Requirement> Find out how many lines of the material contain the string "content" and give only that figure.

Excerpted data>
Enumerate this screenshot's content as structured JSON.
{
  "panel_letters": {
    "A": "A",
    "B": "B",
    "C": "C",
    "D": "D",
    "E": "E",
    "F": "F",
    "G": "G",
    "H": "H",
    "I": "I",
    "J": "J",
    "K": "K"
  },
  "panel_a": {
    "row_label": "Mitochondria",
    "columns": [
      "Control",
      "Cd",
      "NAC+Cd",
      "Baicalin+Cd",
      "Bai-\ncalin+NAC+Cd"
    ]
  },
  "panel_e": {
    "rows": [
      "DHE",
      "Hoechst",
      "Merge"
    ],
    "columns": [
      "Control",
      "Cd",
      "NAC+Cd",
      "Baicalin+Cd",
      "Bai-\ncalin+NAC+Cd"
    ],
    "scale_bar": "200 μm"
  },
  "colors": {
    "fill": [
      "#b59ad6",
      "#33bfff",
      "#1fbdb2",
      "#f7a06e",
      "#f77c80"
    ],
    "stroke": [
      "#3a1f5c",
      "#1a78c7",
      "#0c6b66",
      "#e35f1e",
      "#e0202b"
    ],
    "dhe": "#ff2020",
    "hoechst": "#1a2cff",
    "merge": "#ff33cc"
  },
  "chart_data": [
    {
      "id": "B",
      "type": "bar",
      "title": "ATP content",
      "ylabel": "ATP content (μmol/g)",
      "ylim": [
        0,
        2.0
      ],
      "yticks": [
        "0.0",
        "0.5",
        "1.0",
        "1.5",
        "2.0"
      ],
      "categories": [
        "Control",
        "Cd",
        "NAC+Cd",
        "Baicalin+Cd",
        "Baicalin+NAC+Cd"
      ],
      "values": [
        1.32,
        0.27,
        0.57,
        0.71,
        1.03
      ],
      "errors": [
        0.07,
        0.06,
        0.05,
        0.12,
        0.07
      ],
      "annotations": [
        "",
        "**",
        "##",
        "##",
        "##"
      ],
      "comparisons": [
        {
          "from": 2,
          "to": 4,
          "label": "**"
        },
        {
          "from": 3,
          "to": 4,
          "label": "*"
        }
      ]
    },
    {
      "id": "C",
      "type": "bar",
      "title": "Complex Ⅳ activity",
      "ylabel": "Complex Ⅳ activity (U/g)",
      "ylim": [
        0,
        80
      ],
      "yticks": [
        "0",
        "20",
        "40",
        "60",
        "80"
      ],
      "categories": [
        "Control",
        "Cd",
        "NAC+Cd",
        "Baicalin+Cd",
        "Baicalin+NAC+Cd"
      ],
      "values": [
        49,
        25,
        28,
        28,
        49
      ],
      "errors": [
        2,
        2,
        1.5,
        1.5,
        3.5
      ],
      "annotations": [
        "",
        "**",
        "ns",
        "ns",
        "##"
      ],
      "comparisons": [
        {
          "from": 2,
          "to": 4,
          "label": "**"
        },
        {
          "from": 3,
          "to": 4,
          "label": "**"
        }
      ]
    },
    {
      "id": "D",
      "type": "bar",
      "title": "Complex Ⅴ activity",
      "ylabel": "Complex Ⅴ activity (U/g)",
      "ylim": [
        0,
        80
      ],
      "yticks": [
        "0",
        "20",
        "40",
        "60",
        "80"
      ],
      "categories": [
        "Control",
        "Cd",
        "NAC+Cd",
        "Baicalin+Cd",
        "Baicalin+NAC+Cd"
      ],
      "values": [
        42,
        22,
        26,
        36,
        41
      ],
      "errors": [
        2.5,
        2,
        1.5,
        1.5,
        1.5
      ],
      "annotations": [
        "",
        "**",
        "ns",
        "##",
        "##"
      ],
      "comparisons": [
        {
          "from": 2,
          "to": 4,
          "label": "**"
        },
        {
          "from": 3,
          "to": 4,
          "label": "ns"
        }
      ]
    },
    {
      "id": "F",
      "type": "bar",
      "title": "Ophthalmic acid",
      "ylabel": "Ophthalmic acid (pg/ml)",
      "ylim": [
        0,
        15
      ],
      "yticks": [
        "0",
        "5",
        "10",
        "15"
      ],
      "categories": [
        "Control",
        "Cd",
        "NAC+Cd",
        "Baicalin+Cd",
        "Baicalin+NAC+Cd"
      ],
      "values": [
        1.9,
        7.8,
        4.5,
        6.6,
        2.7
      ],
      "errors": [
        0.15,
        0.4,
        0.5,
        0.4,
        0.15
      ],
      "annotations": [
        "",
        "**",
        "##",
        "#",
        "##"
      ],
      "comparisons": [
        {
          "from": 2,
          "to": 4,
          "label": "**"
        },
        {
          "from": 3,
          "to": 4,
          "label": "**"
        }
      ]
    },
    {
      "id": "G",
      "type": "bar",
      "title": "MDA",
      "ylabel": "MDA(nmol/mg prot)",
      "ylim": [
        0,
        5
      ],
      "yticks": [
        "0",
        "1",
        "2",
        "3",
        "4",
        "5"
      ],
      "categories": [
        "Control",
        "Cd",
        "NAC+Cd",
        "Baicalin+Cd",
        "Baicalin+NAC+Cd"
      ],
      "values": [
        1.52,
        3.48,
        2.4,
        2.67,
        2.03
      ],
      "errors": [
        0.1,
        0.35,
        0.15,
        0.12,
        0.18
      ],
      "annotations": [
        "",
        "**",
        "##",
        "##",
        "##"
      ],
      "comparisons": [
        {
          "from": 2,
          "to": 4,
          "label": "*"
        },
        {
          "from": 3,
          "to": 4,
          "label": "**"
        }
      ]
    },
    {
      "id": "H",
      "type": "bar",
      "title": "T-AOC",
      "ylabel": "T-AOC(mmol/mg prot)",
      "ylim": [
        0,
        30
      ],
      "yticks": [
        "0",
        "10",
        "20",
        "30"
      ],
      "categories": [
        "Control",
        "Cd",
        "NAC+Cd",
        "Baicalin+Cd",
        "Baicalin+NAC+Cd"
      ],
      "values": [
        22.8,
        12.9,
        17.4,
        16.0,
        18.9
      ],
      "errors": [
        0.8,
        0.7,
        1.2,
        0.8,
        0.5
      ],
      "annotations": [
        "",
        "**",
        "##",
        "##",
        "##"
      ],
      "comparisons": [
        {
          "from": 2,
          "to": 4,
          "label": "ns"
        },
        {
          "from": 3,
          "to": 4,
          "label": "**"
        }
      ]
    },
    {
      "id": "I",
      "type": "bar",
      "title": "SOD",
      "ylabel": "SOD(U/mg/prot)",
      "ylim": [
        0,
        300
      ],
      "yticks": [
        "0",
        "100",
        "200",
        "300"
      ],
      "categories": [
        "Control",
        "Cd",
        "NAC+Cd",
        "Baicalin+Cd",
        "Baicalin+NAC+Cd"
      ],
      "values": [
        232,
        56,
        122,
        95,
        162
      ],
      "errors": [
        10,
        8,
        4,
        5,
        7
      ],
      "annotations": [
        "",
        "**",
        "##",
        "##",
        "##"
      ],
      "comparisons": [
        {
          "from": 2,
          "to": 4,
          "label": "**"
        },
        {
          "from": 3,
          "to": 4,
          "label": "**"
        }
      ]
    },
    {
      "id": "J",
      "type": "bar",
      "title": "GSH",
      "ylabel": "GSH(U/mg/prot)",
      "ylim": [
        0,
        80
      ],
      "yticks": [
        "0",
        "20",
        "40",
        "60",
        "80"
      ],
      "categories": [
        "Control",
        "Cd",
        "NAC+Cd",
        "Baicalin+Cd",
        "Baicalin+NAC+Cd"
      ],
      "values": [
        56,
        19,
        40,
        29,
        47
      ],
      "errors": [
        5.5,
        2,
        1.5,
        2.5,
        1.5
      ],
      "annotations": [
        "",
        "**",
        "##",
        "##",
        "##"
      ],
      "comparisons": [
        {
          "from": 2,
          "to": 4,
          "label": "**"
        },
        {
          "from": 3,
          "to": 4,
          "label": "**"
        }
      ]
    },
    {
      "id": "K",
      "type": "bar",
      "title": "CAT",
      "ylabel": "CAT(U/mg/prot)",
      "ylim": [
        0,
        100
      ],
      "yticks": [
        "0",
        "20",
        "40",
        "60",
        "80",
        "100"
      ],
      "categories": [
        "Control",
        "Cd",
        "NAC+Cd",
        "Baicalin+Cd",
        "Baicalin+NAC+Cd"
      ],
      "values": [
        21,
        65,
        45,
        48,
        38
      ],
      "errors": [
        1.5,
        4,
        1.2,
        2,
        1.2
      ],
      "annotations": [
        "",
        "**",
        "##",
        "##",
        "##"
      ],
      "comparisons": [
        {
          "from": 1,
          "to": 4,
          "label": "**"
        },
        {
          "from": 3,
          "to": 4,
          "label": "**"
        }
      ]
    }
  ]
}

The solution> 3